— BEGIN Stored data —

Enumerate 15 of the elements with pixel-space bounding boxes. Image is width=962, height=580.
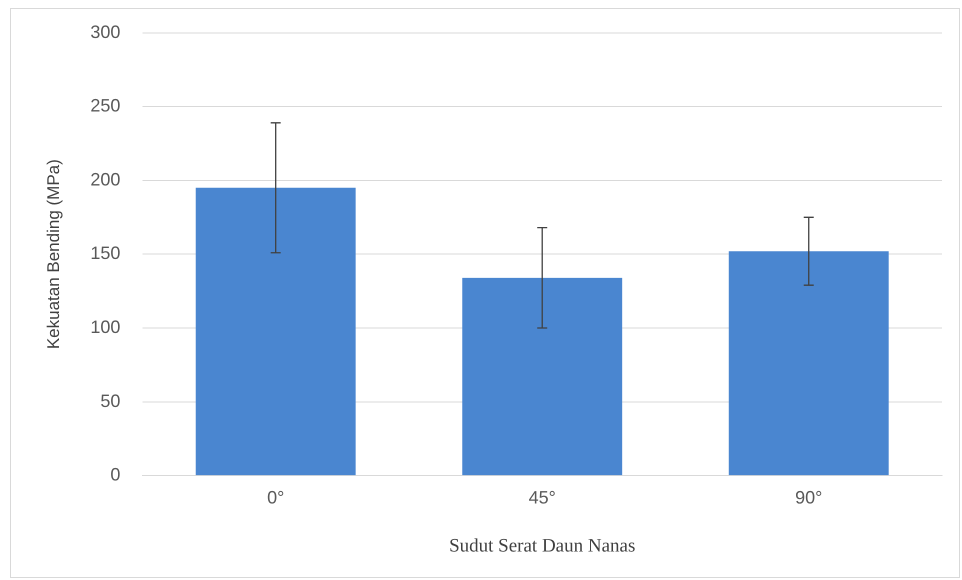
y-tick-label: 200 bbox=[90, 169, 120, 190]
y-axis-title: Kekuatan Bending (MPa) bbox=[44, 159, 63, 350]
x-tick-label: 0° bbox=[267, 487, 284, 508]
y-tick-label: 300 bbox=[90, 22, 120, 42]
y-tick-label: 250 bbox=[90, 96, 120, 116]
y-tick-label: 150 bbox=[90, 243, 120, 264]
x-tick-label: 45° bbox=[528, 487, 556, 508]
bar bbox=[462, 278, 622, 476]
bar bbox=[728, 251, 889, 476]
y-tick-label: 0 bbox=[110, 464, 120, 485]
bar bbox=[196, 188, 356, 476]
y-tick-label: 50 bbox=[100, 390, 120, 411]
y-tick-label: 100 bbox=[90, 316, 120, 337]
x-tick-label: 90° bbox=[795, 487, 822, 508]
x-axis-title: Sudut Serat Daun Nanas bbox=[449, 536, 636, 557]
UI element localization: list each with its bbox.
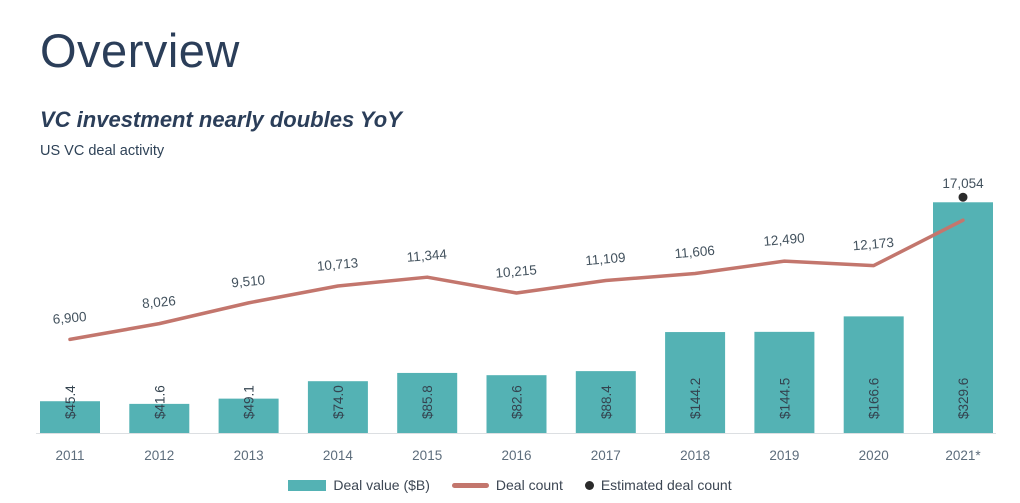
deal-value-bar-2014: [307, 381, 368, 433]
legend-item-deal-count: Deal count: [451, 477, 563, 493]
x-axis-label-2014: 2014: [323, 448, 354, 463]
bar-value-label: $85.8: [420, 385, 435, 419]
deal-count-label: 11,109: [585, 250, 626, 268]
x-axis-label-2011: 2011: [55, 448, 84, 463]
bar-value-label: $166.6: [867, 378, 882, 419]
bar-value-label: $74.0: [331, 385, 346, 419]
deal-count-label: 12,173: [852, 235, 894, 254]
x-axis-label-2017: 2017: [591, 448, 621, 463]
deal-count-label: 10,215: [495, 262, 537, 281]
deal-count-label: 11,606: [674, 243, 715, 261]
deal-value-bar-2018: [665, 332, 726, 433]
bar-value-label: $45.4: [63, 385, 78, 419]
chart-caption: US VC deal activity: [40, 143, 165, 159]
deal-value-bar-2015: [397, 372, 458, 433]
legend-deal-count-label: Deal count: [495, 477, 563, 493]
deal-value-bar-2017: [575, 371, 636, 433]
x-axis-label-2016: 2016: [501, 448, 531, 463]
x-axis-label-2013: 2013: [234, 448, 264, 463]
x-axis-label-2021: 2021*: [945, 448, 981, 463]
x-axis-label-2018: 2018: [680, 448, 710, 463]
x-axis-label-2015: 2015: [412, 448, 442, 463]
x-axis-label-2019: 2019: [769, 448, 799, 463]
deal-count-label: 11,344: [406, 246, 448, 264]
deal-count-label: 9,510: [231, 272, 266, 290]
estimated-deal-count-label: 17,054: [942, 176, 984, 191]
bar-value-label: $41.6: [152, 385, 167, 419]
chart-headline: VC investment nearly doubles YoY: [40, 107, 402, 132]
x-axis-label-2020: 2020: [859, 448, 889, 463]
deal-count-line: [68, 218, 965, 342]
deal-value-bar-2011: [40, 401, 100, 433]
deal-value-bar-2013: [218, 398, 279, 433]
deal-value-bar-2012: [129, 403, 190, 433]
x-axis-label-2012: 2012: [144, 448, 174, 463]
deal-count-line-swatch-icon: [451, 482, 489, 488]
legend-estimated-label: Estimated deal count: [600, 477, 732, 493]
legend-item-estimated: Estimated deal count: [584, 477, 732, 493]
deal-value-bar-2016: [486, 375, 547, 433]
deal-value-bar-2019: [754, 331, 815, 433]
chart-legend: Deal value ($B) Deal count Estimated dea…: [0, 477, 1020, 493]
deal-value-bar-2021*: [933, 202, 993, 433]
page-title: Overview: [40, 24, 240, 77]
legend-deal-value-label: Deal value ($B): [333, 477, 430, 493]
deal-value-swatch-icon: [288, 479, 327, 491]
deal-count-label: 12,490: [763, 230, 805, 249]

— END Stored data —

What is expected: Change "bar-value-label" to "value-annotation" in the data from the line with "deal-value-bar-2014: [307, 381, 368, 433]" to the line with "deal-count-label: 11,109: [585, 250, 626, 268]". Write out those lines again with nothing else altered.

Completed exercise:
deal-value-bar-2014: [307, 381, 368, 433]
legend-item-deal-count: Deal count: [451, 477, 563, 493]
x-axis-label-2014: 2014: [323, 448, 354, 463]
value-annotation: $85.8: [420, 385, 435, 419]
deal-count-label: 11,109: [585, 250, 626, 268]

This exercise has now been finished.